-- start --

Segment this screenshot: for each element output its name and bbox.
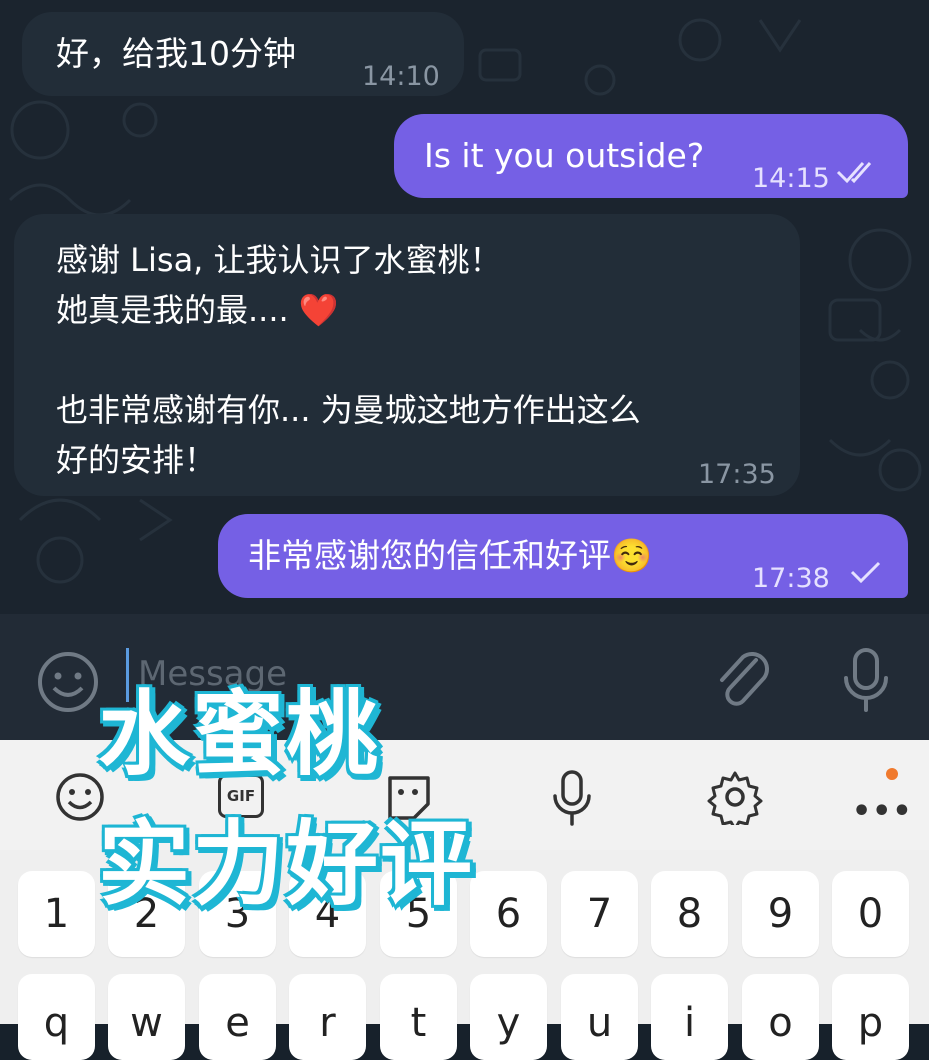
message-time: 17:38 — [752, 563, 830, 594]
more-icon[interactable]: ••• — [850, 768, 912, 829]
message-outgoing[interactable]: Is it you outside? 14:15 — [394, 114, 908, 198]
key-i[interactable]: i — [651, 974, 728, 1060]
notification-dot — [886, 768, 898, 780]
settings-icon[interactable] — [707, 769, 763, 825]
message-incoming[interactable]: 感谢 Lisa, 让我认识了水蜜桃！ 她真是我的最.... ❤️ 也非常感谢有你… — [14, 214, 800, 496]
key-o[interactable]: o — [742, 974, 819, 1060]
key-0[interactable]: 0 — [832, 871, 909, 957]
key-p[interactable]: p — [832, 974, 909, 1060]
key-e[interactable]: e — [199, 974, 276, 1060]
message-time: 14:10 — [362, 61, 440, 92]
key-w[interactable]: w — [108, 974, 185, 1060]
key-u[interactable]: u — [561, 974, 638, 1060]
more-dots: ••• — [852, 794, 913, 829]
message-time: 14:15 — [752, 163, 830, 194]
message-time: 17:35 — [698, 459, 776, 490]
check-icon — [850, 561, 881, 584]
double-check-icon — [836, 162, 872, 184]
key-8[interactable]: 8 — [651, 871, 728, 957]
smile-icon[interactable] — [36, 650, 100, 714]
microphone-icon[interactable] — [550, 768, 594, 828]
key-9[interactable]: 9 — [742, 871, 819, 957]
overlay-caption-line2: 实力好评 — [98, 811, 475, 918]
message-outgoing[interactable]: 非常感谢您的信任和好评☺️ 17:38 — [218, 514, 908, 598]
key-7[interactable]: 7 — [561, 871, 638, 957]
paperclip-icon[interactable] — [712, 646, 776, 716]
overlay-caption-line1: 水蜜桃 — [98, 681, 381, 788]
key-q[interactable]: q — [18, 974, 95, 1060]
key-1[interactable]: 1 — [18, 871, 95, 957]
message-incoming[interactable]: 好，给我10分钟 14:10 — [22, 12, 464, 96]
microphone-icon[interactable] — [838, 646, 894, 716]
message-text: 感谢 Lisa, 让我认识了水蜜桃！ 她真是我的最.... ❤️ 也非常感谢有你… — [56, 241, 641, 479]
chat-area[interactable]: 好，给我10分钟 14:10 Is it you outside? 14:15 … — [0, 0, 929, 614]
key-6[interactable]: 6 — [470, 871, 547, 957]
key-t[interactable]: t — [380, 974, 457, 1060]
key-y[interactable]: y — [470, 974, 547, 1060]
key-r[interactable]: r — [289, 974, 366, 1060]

-- end --

• _WHAT THIS TASK INVOLVES_: Format the rows from the line containing "message-time: 17:38 — [752, 563, 830, 594]" to the line containing "key-o[interactable]: o —", inclusive, as a JSON list of strings with one string per line and no blank lines.

• _TASK SOLUTION_:
[
  "message-time: 17:38 — [752, 563, 830, 594]",
  "more-icon[interactable]: ••• — [850, 768, 912, 829]",
  "message-outgoing[interactable]: Is it you outside? 14:15 — [394, 114, 908, 198]",
  "key-i[interactable]: i — [651, 974, 728, 1060]",
  "notification-dot — [886, 768, 898, 780]",
  "settings-icon[interactable] — [707, 769, 763, 825]",
  "message-incoming[interactable]: 感谢 Lisa, 让我认识了水蜜桃！ 她真是我的最.... ❤️ 也非常感谢有你… — [14, 214, 800, 496]",
  "key-o[interactable]: o — [742, 974, 819, 1060]"
]